----- Input for this task
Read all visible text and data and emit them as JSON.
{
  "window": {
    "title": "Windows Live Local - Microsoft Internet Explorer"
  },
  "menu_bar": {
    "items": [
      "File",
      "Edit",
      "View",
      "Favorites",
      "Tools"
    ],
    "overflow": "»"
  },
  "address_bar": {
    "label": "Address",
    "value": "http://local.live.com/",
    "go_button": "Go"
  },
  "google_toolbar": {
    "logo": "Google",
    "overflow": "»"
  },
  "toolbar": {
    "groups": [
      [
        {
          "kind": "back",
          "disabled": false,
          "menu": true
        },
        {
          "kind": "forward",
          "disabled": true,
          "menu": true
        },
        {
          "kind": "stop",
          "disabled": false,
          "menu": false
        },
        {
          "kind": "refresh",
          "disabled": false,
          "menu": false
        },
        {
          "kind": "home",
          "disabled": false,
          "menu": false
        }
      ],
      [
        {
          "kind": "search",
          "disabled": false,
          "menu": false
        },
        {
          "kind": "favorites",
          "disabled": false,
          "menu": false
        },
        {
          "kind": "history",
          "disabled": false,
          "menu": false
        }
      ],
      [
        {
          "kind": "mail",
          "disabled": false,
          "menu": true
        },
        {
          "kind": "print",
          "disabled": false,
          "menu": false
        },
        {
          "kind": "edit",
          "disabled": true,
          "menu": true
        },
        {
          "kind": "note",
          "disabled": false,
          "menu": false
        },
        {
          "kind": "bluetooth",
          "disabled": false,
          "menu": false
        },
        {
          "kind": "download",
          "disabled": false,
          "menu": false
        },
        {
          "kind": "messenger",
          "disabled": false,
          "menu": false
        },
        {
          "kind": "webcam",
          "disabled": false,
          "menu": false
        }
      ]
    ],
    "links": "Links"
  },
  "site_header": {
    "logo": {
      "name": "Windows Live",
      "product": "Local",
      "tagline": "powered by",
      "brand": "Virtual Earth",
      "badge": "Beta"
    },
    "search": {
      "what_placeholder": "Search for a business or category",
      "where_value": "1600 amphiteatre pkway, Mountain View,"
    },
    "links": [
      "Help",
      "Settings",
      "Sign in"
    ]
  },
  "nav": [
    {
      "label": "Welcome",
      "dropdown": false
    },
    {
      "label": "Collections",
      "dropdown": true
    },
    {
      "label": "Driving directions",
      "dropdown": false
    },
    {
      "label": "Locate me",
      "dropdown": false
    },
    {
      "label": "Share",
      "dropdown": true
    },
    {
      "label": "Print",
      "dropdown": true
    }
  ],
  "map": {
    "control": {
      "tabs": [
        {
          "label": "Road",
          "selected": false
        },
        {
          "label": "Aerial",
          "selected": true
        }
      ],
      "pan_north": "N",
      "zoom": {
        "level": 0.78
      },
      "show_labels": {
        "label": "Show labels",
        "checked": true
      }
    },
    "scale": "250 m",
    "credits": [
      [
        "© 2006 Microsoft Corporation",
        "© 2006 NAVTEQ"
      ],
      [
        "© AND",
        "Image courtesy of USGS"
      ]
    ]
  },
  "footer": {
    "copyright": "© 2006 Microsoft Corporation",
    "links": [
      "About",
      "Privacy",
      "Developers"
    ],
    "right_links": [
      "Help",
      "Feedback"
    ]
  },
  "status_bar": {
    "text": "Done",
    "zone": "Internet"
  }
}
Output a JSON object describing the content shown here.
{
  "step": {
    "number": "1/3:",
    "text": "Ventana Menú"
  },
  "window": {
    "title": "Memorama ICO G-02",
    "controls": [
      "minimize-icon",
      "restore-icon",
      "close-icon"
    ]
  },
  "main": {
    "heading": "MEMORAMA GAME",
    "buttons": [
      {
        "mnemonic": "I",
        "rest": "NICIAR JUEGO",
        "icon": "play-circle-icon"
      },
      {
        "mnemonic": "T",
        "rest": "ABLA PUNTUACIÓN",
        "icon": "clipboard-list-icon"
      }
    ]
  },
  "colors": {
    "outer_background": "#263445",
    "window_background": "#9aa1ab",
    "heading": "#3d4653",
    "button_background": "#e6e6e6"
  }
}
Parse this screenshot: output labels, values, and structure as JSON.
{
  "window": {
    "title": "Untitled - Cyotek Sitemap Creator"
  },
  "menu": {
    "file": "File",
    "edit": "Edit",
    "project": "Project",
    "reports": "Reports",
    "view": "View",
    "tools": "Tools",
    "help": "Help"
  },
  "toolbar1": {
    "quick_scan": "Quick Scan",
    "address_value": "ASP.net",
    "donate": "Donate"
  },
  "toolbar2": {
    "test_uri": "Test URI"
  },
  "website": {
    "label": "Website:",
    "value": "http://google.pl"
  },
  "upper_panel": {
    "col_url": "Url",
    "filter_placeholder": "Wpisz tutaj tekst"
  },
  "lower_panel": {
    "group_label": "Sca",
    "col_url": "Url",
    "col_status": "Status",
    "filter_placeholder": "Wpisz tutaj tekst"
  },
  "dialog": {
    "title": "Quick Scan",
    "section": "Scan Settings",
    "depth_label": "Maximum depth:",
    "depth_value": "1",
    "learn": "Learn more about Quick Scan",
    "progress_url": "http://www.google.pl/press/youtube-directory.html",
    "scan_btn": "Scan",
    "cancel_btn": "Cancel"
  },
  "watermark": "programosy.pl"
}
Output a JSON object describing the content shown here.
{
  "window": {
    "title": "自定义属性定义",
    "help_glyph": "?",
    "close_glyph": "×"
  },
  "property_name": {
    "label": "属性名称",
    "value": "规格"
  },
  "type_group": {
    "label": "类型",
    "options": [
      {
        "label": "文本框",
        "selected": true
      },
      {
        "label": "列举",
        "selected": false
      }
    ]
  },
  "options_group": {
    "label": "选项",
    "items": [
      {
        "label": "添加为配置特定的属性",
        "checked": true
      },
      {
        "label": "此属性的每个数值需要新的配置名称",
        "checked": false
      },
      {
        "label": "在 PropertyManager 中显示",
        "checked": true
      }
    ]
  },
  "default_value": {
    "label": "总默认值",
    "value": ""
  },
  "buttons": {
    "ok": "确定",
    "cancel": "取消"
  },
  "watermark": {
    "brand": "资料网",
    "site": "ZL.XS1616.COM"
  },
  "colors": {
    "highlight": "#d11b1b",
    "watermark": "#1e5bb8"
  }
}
----------
## Task objective
Pick out every line above that holds the word "watermark" and copy it.

## Solution to this exercise
  "watermark": "programosy.pl"
  "watermark": {
    "watermark": "#1e5bb8"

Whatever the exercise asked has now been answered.